→ **What the exercise asks**:
A verbatim copy of the records is required, with all pictures left out.

○ ○ ○ ○ ○ ○ ○

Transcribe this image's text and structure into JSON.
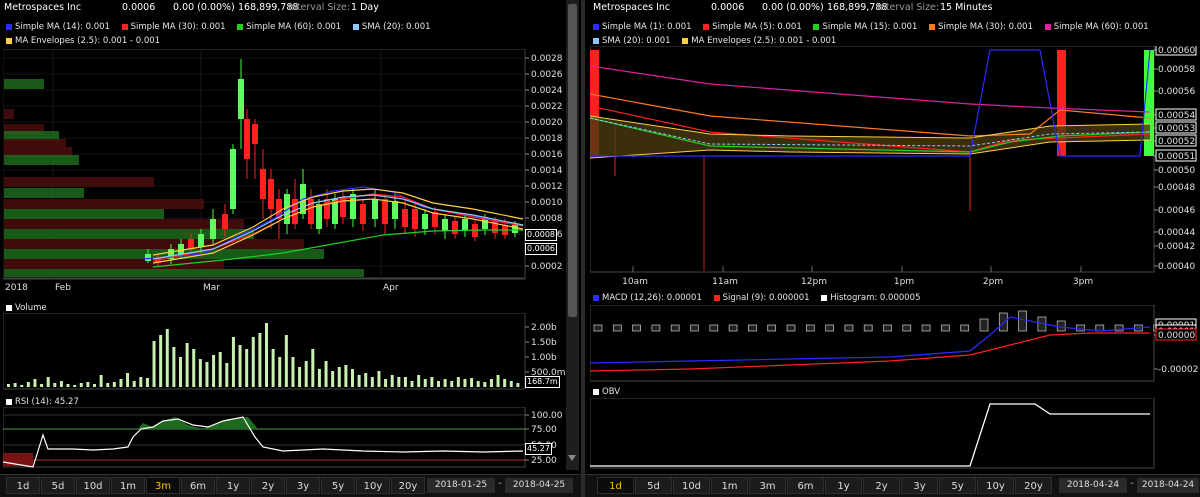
{
  "left": {
    "header": {
      "name": "Metrospaces Inc",
      "price": "0.0006",
      "change": "0.00 (0.00%)",
      "volume": "168,899,788",
      "interval_label": "Interval Size:",
      "interval": "1 Day"
    },
    "legend": [
      {
        "label": "Simple MA (14): 0.001",
        "color": "#2b2bff"
      },
      {
        "label": "Simple MA (30): 0.001",
        "color": "#ff2020"
      },
      {
        "label": "Simple MA (60): 0.001",
        "color": "#20d020"
      },
      {
        "label": "SMA (20): 0.001",
        "color": "#8ec8ff"
      },
      {
        "label": "MA Envelopes (2.5): 0.001 - 0.001",
        "color": "#ffd040"
      }
    ],
    "price_axis": [
      "0.0028",
      "0.0026",
      "0.0024",
      "0.0022",
      "0.0020",
      "0.0018",
      "0.0016",
      "0.0014",
      "0.0012",
      "0.0010",
      "0.0008",
      "0.0006",
      "0.0002"
    ],
    "price_tags": [
      "0.0008",
      "0.0006"
    ],
    "x_axis": [
      "2018",
      "Feb",
      "Mar",
      "Apr"
    ],
    "volume": {
      "title": "Volume",
      "axis": [
        "2.00b",
        "1.50b",
        "1.00b",
        "500.0m"
      ],
      "current": "168.7m"
    },
    "rsi": {
      "title": "RSI (14): 45.27",
      "axis": [
        "100.00",
        "75.00",
        "50.00",
        "25.00"
      ],
      "current": "45.27"
    },
    "ranges": [
      "1d",
      "5d",
      "10d",
      "1m",
      "3m",
      "6m",
      "1y",
      "2y",
      "3y",
      "5y",
      "10y",
      "20y"
    ],
    "active_range": "3m",
    "start_date": "2018-01-25",
    "end_date": "2018-04-25"
  },
  "right": {
    "header": {
      "name": "Metrospaces Inc",
      "price": "0.0006",
      "change": "0.00 (0.00%)",
      "volume": "168,899,788",
      "interval_label": "Interval Size:",
      "interval": "15 Minutes"
    },
    "legend_row1": [
      {
        "label": "Simple MA (1): 0.001",
        "color": "#2b2bff"
      },
      {
        "label": "Simple MA (5): 0.001",
        "color": "#ff2020"
      },
      {
        "label": "Simple MA (15): 0.001",
        "color": "#20d020"
      },
      {
        "label": "Simple MA (30): 0.001",
        "color": "#ff7a20"
      },
      {
        "label": "Simple MA (60): 0.001",
        "color": "#e020a0"
      }
    ],
    "legend_row2": [
      {
        "label": "SMA (20): 0.001",
        "color": "#8ec8ff"
      },
      {
        "label": "MA Envelopes (2.5): 0.001 - 0.001",
        "color": "#ffd040"
      }
    ],
    "price_axis": [
      "0.00060",
      "0.00058",
      "0.00056",
      "0.00054",
      "0.00053",
      "0.00052",
      "0.00051",
      "0.00050",
      "0.00048",
      "0.00046",
      "0.00044",
      "0.00042",
      "0.00040"
    ],
    "x_axis": [
      "10am",
      "11am",
      "12pm",
      "1pm",
      "2pm",
      "3pm"
    ],
    "macd": {
      "legend": [
        {
          "label": "MACD (12,26): 0.00001",
          "color": "#2b2bff"
        },
        {
          "label": "Signal (9): 0.000001",
          "color": "#ff2020"
        },
        {
          "label": "Histogram: 0.000005",
          "color": "#ffffff"
        }
      ],
      "axis": [
        "0.00001",
        "0.00001",
        "0.00000",
        "-0.00002"
      ]
    },
    "obv": {
      "title": "OBV"
    },
    "ranges": [
      "1d",
      "5d",
      "10d",
      "1m",
      "3m",
      "6m",
      "1y",
      "2y",
      "3y",
      "5y",
      "10y",
      "20y"
    ],
    "active_range": "1d",
    "start_date": "2018-04-24",
    "end_date": "2018-04-24"
  }
}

○ ○ ○ ○ ○ ○ ○

→ **Output for this exercise**:
Transcribe this image's text and structure into JSON.
{
  "left": {
    "header": {
      "name": "Metrospaces Inc",
      "price": "0.0006",
      "change": "0.00 (0.00%)",
      "volume": "168,899,788",
      "interval_label": "Interval Size:",
      "interval": "1 Day"
    },
    "legend": [
      {
        "label": "Simple MA (14): 0.001",
        "color": "#2b2bff"
      },
      {
        "label": "Simple MA (30): 0.001",
        "color": "#ff2020"
      },
      {
        "label": "Simple MA (60): 0.001",
        "color": "#20d020"
      },
      {
        "label": "SMA (20): 0.001",
        "color": "#8ec8ff"
      },
      {
        "label": "MA Envelopes (2.5): 0.001 - 0.001",
        "color": "#ffd040"
      }
    ],
    "price_axis": [
      "0.0028",
      "0.0026",
      "0.0024",
      "0.0022",
      "0.0020",
      "0.0018",
      "0.0016",
      "0.0014",
      "0.0012",
      "0.0010",
      "0.0008",
      "0.0006",
      "0.0002"
    ],
    "price_tags": [
      "0.0008",
      "0.0006"
    ],
    "x_axis": [
      "2018",
      "Feb",
      "Mar",
      "Apr"
    ],
    "volume": {
      "title": "Volume",
      "axis": [
        "2.00b",
        "1.50b",
        "1.00b",
        "500.0m"
      ],
      "current": "168.7m"
    },
    "rsi": {
      "title": "RSI (14): 45.27",
      "axis": [
        "100.00",
        "75.00",
        "50.00",
        "25.00"
      ],
      "current": "45.27"
    },
    "ranges": [
      "1d",
      "5d",
      "10d",
      "1m",
      "3m",
      "6m",
      "1y",
      "2y",
      "3y",
      "5y",
      "10y",
      "20y"
    ],
    "active_range": "3m",
    "start_date": "2018-01-25",
    "end_date": "2018-04-25"
  },
  "right": {
    "header": {
      "name": "Metrospaces Inc",
      "price": "0.0006",
      "change": "0.00 (0.00%)",
      "volume": "168,899,788",
      "interval_label": "Interval Size:",
      "interval": "15 Minutes"
    },
    "legend_row1": [
      {
        "label": "Simple MA (1): 0.001",
        "color": "#2b2bff"
      },
      {
        "label": "Simple MA (5): 0.001",
        "color": "#ff2020"
      },
      {
        "label": "Simple MA (15): 0.001",
        "color": "#20d020"
      },
      {
        "label": "Simple MA (30): 0.001",
        "color": "#ff7a20"
      },
      {
        "label": "Simple MA (60): 0.001",
        "color": "#e020a0"
      }
    ],
    "legend_row2": [
      {
        "label": "SMA (20): 0.001",
        "color": "#8ec8ff"
      },
      {
        "label": "MA Envelopes (2.5): 0.001 - 0.001",
        "color": "#ffd040"
      }
    ],
    "price_axis": [
      "0.00060",
      "0.00058",
      "0.00056",
      "0.00054",
      "0.00053",
      "0.00052",
      "0.00051",
      "0.00050",
      "0.00048",
      "0.00046",
      "0.00044",
      "0.00042",
      "0.00040"
    ],
    "x_axis": [
      "10am",
      "11am",
      "12pm",
      "1pm",
      "2pm",
      "3pm"
    ],
    "macd": {
      "legend": [
        {
          "label": "MACD (12,26): 0.00001",
          "color": "#2b2bff"
        },
        {
          "label": "Signal (9): 0.000001",
          "color": "#ff2020"
        },
        {
          "label": "Histogram: 0.000005",
          "color": "#ffffff"
        }
      ],
      "axis": [
        "0.00001",
        "0.00001",
        "0.00000",
        "-0.00002"
      ]
    },
    "obv": {
      "title": "OBV"
    },
    "ranges": [
      "1d",
      "5d",
      "10d",
      "1m",
      "3m",
      "6m",
      "1y",
      "2y",
      "3y",
      "5y",
      "10y",
      "20y"
    ],
    "active_range": "1d",
    "start_date": "2018-04-24",
    "end_date": "2018-04-24"
  }
}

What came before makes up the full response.